Stored data entries:
---*---

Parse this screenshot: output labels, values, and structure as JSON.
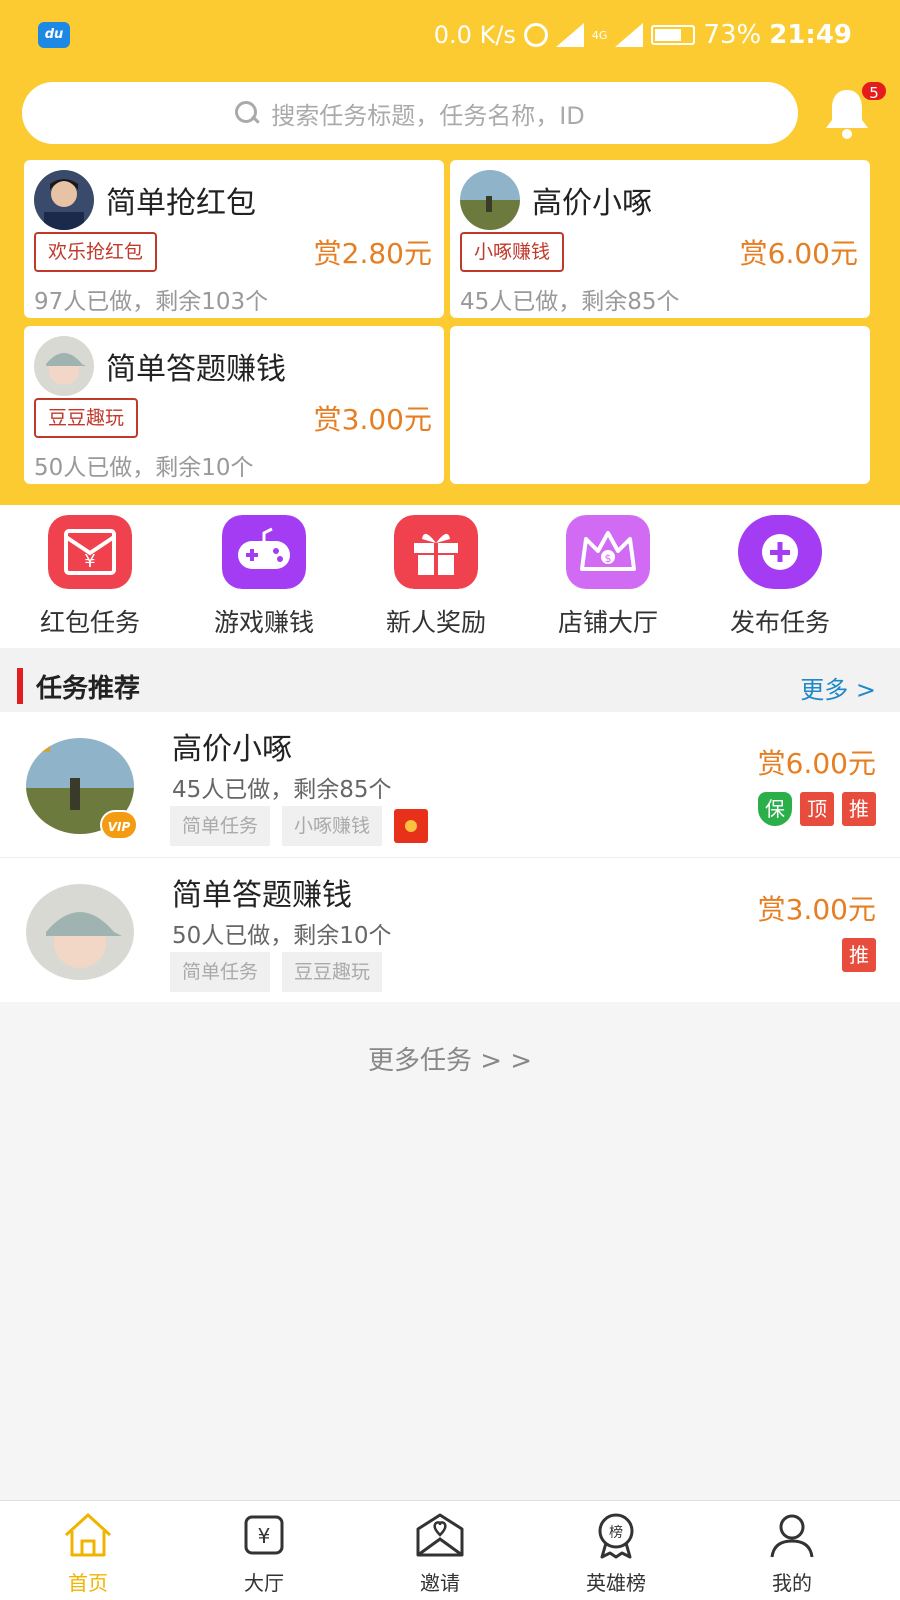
{
  "status_bar": {
    "app_badge": "du",
    "net_speed": "0.0 K/s",
    "battery": "73%",
    "battery_level": 0.73,
    "time": "21:49",
    "network": "4G"
  },
  "search": {
    "placeholder": "搜索任务标题，任务名称，ID"
  },
  "notifications": {
    "count": "5"
  },
  "top_cards": [
    {
      "title": "简单抢红包",
      "tag": "欢乐抢红包",
      "reward": "赏2.80元",
      "stat": "97人已做，剩余103个"
    },
    {
      "title": "高价小啄",
      "tag": "小啄赚钱",
      "reward": "赏6.00元",
      "stat": "45人已做，剩余85个"
    },
    {
      "title": "简单答题赚钱",
      "tag": "豆豆趣玩",
      "reward": "赏3.00元",
      "stat": "50人已做，剩余10个"
    }
  ],
  "quick_nav": [
    {
      "label": "红包任务",
      "icon": "red-envelope-icon",
      "color": "#f0414e"
    },
    {
      "label": "游戏赚钱",
      "icon": "gamepad-icon",
      "color": "#a33cf2"
    },
    {
      "label": "新人奖励",
      "icon": "gift-icon",
      "color": "#f0414e"
    },
    {
      "label": "店铺大厅",
      "icon": "crown-icon",
      "color": "#d26bf4"
    },
    {
      "label": "发布任务",
      "icon": "plus-icon",
      "color": "#a33cf2"
    }
  ],
  "section": {
    "title": "任务推荐",
    "more": "更多 >"
  },
  "task_list": [
    {
      "title": "高价小啄",
      "stat": "45人已做，剩余85个",
      "tags": [
        "简单任务",
        "小啄赚钱"
      ],
      "reward": "赏6.00元",
      "vip": "VIP",
      "badges": [
        "保",
        "顶",
        "推"
      ]
    },
    {
      "title": "简单答题赚钱",
      "stat": "50人已做，剩余10个",
      "tags": [
        "简单任务",
        "豆豆趣玩"
      ],
      "reward": "赏3.00元",
      "badges": [
        "推"
      ]
    }
  ],
  "more_tasks": "更多任务 > >",
  "tab_bar": [
    {
      "label": "首页",
      "icon": "home-icon",
      "active": true
    },
    {
      "label": "大厅",
      "icon": "yuan-icon"
    },
    {
      "label": "邀请",
      "icon": "envelope-heart-icon"
    },
    {
      "label": "英雄榜",
      "icon": "ranking-badge-icon"
    },
    {
      "label": "我的",
      "icon": "user-icon"
    }
  ],
  "colors": {
    "accent_yellow": "#fccb32",
    "reward_orange": "#e67e22",
    "tag_red": "#c0392b",
    "link_blue": "#1e88c8"
  }
}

---*---

◆ EXERCISE GOAL:
Count the lines in the records above that contain the word "envelope", and give only the number.

◆ THE OUTPUT:
2